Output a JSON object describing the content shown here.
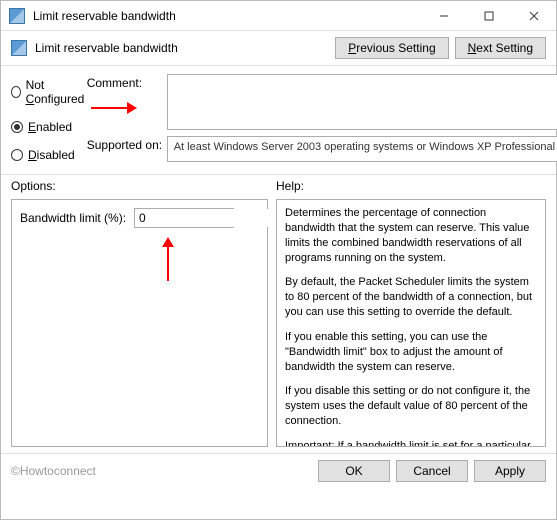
{
  "window": {
    "title": "Limit reservable bandwidth",
    "watermark": "©Howtoconnect"
  },
  "header": {
    "title": "Limit reservable bandwidth",
    "prev_label": "Previous Setting",
    "next_label": "Next Setting"
  },
  "radios": {
    "not_configured": "Not Configured",
    "enabled": "Enabled",
    "disabled": "Disabled",
    "selected": "enabled"
  },
  "fields": {
    "comment_label": "Comment:",
    "comment_value": "",
    "supported_label": "Supported on:",
    "supported_value": "At least Windows Server 2003 operating systems or Windows XP Professional"
  },
  "sections": {
    "options_label": "Options:",
    "help_label": "Help:"
  },
  "options": {
    "bandwidth_label": "Bandwidth limit (%):",
    "bandwidth_value": "0"
  },
  "help": {
    "p1": "Determines the percentage of connection bandwidth that the system can reserve. This value limits the combined bandwidth reservations of all programs running on the system.",
    "p2": "By default, the Packet Scheduler limits the system to 80 percent of the bandwidth of a connection, but you can use this setting to override the default.",
    "p3": "If you enable this setting, you can use the \"Bandwidth limit\" box to adjust the amount of bandwidth the system can reserve.",
    "p4": "If you disable this setting or do not configure it, the system uses the default value of 80 percent of the connection.",
    "p5": "Important: If a bandwidth limit is set for a particular network adapter in the registry, this setting is ignored when configuring that network adapter."
  },
  "footer": {
    "ok": "OK",
    "cancel": "Cancel",
    "apply": "Apply"
  }
}
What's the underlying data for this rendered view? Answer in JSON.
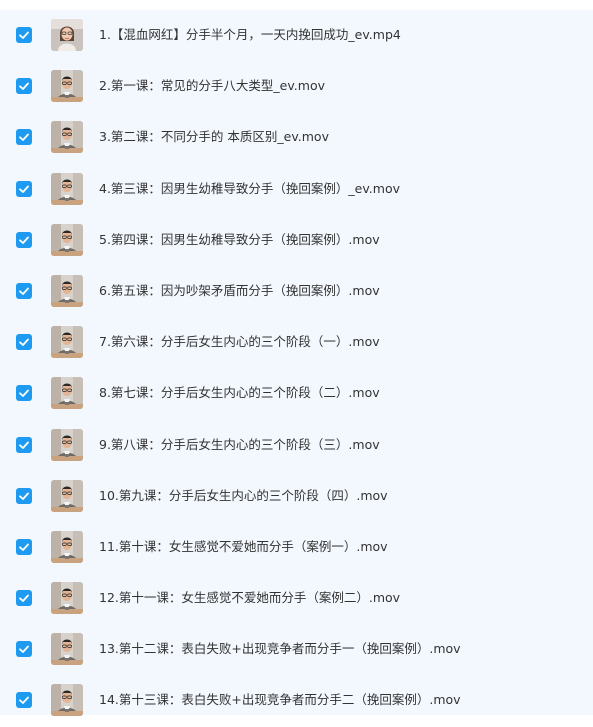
{
  "accent_color": "#1e9bf0",
  "files": [
    {
      "label": "1.【混血网红】分手半个月，一天内挽回成功_ev.mp4",
      "checked": true,
      "thumbnail": "portrait-woman-thumbnail"
    },
    {
      "label": "2.第一课：常见的分手八大类型_ev.mov",
      "checked": true,
      "thumbnail": "lecturer-video-thumbnail"
    },
    {
      "label": "3.第二课：不同分手的 本质区别_ev.mov",
      "checked": true,
      "thumbnail": "lecturer-video-thumbnail"
    },
    {
      "label": "4.第三课：因男生幼稚导致分手（挽回案例）_ev.mov",
      "checked": true,
      "thumbnail": "lecturer-video-thumbnail"
    },
    {
      "label": "5.第四课：因男生幼稚导致分手（挽回案例）.mov",
      "checked": true,
      "thumbnail": "lecturer-video-thumbnail"
    },
    {
      "label": "6.第五课：因为吵架矛盾而分手（挽回案例）.mov",
      "checked": true,
      "thumbnail": "lecturer-video-thumbnail"
    },
    {
      "label": "7.第六课：分手后女生内心的三个阶段（一）.mov",
      "checked": true,
      "thumbnail": "lecturer-video-thumbnail"
    },
    {
      "label": "8.第七课：分手后女生内心的三个阶段（二）.mov",
      "checked": true,
      "thumbnail": "lecturer-video-thumbnail"
    },
    {
      "label": "9.第八课：分手后女生内心的三个阶段（三）.mov",
      "checked": true,
      "thumbnail": "lecturer-video-thumbnail"
    },
    {
      "label": "10.第九课：分手后女生内心的三个阶段（四）.mov",
      "checked": true,
      "thumbnail": "lecturer-video-thumbnail"
    },
    {
      "label": "11.第十课：女生感觉不爱她而分手（案例一）.mov",
      "checked": true,
      "thumbnail": "lecturer-video-thumbnail"
    },
    {
      "label": "12.第十一课：女生感觉不爱她而分手（案例二）.mov",
      "checked": true,
      "thumbnail": "lecturer-video-thumbnail"
    },
    {
      "label": "13.第十二课：表白失败+出现竞争者而分手一（挽回案例）.mov",
      "checked": true,
      "thumbnail": "lecturer-video-thumbnail"
    },
    {
      "label": "14.第十三课：表白失败+出现竞争者而分手二（挽回案例）.mov",
      "checked": true,
      "thumbnail": "lecturer-video-thumbnail"
    }
  ]
}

============

- [WHAT NEEDS TO BE DONE]
Return the entries unchanged, save for the pictures, which do not belong in the copy.

- [EXERCISE ANSWER]
Output a JSON object describing the content shown here.
{
  "window": {
    "title": "Limit reservable bandwidth",
    "watermark": "©Howtoconnect"
  },
  "header": {
    "title": "Limit reservable bandwidth",
    "prev_label": "Previous Setting",
    "next_label": "Next Setting"
  },
  "radios": {
    "not_configured": "Not Configured",
    "enabled": "Enabled",
    "disabled": "Disabled",
    "selected": "enabled"
  },
  "fields": {
    "comment_label": "Comment:",
    "comment_value": "",
    "supported_label": "Supported on:",
    "supported_value": "At least Windows Server 2003 operating systems or Windows XP Professional"
  },
  "sections": {
    "options_label": "Options:",
    "help_label": "Help:"
  },
  "options": {
    "bandwidth_label": "Bandwidth limit (%):",
    "bandwidth_value": "0"
  },
  "help": {
    "p1": "Determines the percentage of connection bandwidth that the system can reserve. This value limits the combined bandwidth reservations of all programs running on the system.",
    "p2": "By default, the Packet Scheduler limits the system to 80 percent of the bandwidth of a connection, but you can use this setting to override the default.",
    "p3": "If you enable this setting, you can use the \"Bandwidth limit\" box to adjust the amount of bandwidth the system can reserve.",
    "p4": "If you disable this setting or do not configure it, the system uses the default value of 80 percent of the connection.",
    "p5": "Important: If a bandwidth limit is set for a particular network adapter in the registry, this setting is ignored when configuring that network adapter."
  },
  "footer": {
    "ok": "OK",
    "cancel": "Cancel",
    "apply": "Apply"
  }
}
What's the underlying data for this rendered view? Answer in JSON.
{
  "accent_color": "#1e9bf0",
  "files": [
    {
      "label": "1.【混血网红】分手半个月，一天内挽回成功_ev.mp4",
      "checked": true,
      "thumbnail": "portrait-woman-thumbnail"
    },
    {
      "label": "2.第一课：常见的分手八大类型_ev.mov",
      "checked": true,
      "thumbnail": "lecturer-video-thumbnail"
    },
    {
      "label": "3.第二课：不同分手的 本质区别_ev.mov",
      "checked": true,
      "thumbnail": "lecturer-video-thumbnail"
    },
    {
      "label": "4.第三课：因男生幼稚导致分手（挽回案例）_ev.mov",
      "checked": true,
      "thumbnail": "lecturer-video-thumbnail"
    },
    {
      "label": "5.第四课：因男生幼稚导致分手（挽回案例）.mov",
      "checked": true,
      "thumbnail": "lecturer-video-thumbnail"
    },
    {
      "label": "6.第五课：因为吵架矛盾而分手（挽回案例）.mov",
      "checked": true,
      "thumbnail": "lecturer-video-thumbnail"
    },
    {
      "label": "7.第六课：分手后女生内心的三个阶段（一）.mov",
      "checked": true,
      "thumbnail": "lecturer-video-thumbnail"
    },
    {
      "label": "8.第七课：分手后女生内心的三个阶段（二）.mov",
      "checked": true,
      "thumbnail": "lecturer-video-thumbnail"
    },
    {
      "label": "9.第八课：分手后女生内心的三个阶段（三）.mov",
      "checked": true,
      "thumbnail": "lecturer-video-thumbnail"
    },
    {
      "label": "10.第九课：分手后女生内心的三个阶段（四）.mov",
      "checked": true,
      "thumbnail": "lecturer-video-thumbnail"
    },
    {
      "label": "11.第十课：女生感觉不爱她而分手（案例一）.mov",
      "checked": true,
      "thumbnail": "lecturer-video-thumbnail"
    },
    {
      "label": "12.第十一课：女生感觉不爱她而分手（案例二）.mov",
      "checked": true,
      "thumbnail": "lecturer-video-thumbnail"
    },
    {
      "label": "13.第十二课：表白失败+出现竞争者而分手一（挽回案例）.mov",
      "checked": true,
      "thumbnail": "lecturer-video-thumbnail"
    },
    {
      "label": "14.第十三课：表白失败+出现竞争者而分手二（挽回案例）.mov",
      "checked": true,
      "thumbnail": "lecturer-video-thumbnail"
    }
  ]
}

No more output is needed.